**Stated problem:** Take each line containing the word "object" and copy it.

**Material provided:**
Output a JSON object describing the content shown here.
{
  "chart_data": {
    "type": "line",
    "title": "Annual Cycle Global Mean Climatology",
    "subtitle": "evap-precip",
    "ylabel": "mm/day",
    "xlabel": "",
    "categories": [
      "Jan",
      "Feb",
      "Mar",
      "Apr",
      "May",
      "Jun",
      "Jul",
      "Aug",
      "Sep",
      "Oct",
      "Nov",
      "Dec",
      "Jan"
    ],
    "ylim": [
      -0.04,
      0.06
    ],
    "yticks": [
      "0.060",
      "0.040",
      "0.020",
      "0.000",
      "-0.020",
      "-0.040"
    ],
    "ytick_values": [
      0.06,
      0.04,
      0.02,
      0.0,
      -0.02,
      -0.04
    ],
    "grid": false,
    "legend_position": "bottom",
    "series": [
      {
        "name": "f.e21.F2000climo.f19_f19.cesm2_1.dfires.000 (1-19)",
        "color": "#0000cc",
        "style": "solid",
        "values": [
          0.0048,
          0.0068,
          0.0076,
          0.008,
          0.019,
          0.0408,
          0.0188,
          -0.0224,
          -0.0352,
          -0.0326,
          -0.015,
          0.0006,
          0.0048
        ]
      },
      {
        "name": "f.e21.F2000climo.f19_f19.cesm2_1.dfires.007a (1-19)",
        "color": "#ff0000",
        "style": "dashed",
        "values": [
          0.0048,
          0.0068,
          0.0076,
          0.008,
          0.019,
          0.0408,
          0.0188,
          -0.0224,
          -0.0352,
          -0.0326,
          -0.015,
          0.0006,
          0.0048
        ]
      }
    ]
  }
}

---

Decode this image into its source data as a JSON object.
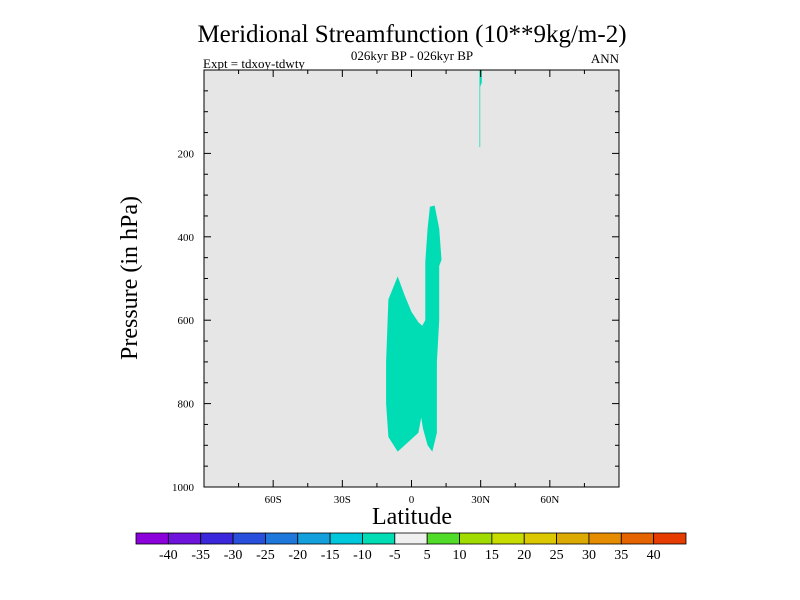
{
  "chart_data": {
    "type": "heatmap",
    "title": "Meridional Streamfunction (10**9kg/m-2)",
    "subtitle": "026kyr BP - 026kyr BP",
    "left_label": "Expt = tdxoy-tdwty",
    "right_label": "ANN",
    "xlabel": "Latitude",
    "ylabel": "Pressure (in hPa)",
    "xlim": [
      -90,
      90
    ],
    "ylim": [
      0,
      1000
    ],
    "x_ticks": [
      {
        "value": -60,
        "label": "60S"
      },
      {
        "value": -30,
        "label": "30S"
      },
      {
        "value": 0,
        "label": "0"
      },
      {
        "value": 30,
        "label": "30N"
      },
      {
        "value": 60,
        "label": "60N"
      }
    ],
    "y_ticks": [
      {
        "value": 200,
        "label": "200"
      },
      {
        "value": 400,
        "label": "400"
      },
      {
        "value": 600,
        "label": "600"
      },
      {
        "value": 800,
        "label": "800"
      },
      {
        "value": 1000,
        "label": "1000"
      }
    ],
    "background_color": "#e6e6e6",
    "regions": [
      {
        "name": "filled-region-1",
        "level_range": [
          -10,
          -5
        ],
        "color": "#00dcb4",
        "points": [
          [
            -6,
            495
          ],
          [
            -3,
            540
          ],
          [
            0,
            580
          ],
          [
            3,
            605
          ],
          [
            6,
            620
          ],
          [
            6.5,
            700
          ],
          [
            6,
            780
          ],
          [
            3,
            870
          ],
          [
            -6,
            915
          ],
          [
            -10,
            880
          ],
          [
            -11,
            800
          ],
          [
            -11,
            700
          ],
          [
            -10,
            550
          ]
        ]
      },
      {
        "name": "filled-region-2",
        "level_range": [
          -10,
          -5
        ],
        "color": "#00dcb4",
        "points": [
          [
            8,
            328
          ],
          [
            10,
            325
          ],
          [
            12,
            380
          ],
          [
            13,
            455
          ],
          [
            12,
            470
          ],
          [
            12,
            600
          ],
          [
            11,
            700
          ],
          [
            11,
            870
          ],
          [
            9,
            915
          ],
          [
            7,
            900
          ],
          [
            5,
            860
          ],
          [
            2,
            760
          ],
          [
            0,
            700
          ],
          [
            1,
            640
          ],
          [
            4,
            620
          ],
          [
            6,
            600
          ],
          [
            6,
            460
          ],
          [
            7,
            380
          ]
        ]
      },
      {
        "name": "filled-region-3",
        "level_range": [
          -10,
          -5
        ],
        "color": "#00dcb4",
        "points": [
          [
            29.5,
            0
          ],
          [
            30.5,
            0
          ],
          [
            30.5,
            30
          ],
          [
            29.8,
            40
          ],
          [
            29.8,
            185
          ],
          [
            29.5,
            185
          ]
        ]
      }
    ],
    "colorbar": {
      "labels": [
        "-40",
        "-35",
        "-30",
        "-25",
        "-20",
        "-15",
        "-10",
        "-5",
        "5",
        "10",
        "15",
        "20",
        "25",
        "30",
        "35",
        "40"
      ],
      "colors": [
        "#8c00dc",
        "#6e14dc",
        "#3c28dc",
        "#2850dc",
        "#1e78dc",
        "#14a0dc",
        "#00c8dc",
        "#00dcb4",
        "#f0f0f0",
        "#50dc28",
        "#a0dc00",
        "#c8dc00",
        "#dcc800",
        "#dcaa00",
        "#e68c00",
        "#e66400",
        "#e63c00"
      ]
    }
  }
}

**Output for this exercise:**
Output a JSON object describing the content shown here.
Decode this image into its source data as a JSON object.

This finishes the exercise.